Work instructions:
Leave out the pictures and repeat the data exactly.
--- START OF Supplied data ---
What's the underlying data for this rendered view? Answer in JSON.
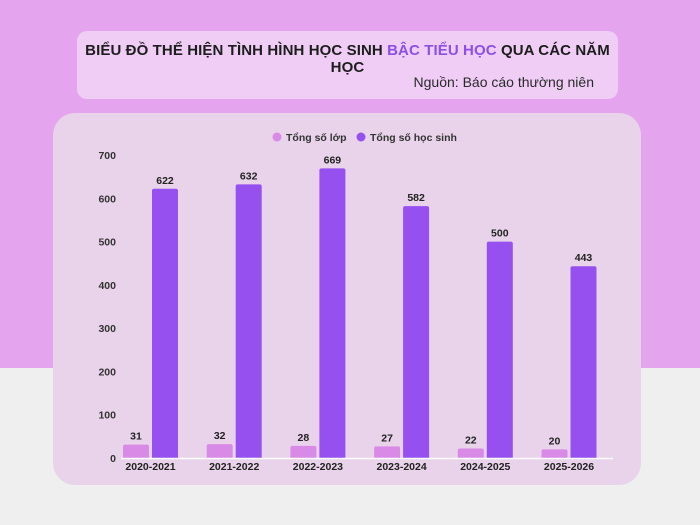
{
  "title": {
    "prefix": "BIỂU ĐỒ THỂ HIỆN TÌNH HÌNH HỌC SINH ",
    "highlight": "BẬC TIỂU HỌC",
    "suffix": " QUA CÁC NĂM HỌC"
  },
  "source": "Nguồn: Báo cáo thường niên",
  "colors": {
    "background_top": "#e4a5ee",
    "title_highlight": "#8d4fe6",
    "classes_bar": "#d98ae6",
    "students_bar": "#9650f0"
  },
  "chart_data": {
    "type": "bar",
    "categories": [
      "2020-2021",
      "2021-2022",
      "2022-2023",
      "2023-2024",
      "2024-2025",
      "2025-2026"
    ],
    "series": [
      {
        "name": "Tổng số lớp",
        "values": [
          31,
          32,
          28,
          27,
          22,
          20
        ]
      },
      {
        "name": "Tổng số học sinh",
        "values": [
          622,
          632,
          669,
          582,
          500,
          443
        ]
      }
    ],
    "ylim": [
      0,
      700
    ],
    "yticks": [
      0,
      100,
      200,
      300,
      400,
      500,
      600,
      700
    ],
    "grid": false,
    "legend": "top-center",
    "data_labels": true
  }
}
--- END OF Supplied data ---
Answer for this exercise:
What's the underlying data for this rendered view? Answer in JSON.
{
  "title": {
    "prefix": "BIỂU ĐỒ THỂ HIỆN TÌNH HÌNH HỌC SINH ",
    "highlight": "BẬC TIỂU HỌC",
    "suffix": " QUA CÁC NĂM HỌC"
  },
  "source": "Nguồn: Báo cáo thường niên",
  "colors": {
    "background_top": "#e4a5ee",
    "title_highlight": "#8d4fe6",
    "classes_bar": "#d98ae6",
    "students_bar": "#9650f0"
  },
  "chart_data": {
    "type": "bar",
    "categories": [
      "2020-2021",
      "2021-2022",
      "2022-2023",
      "2023-2024",
      "2024-2025",
      "2025-2026"
    ],
    "series": [
      {
        "name": "Tổng số lớp",
        "values": [
          31,
          32,
          28,
          27,
          22,
          20
        ]
      },
      {
        "name": "Tổng số học sinh",
        "values": [
          622,
          632,
          669,
          582,
          500,
          443
        ]
      }
    ],
    "ylim": [
      0,
      700
    ],
    "yticks": [
      0,
      100,
      200,
      300,
      400,
      500,
      600,
      700
    ],
    "grid": false,
    "legend": "top-center",
    "data_labels": true
  }
}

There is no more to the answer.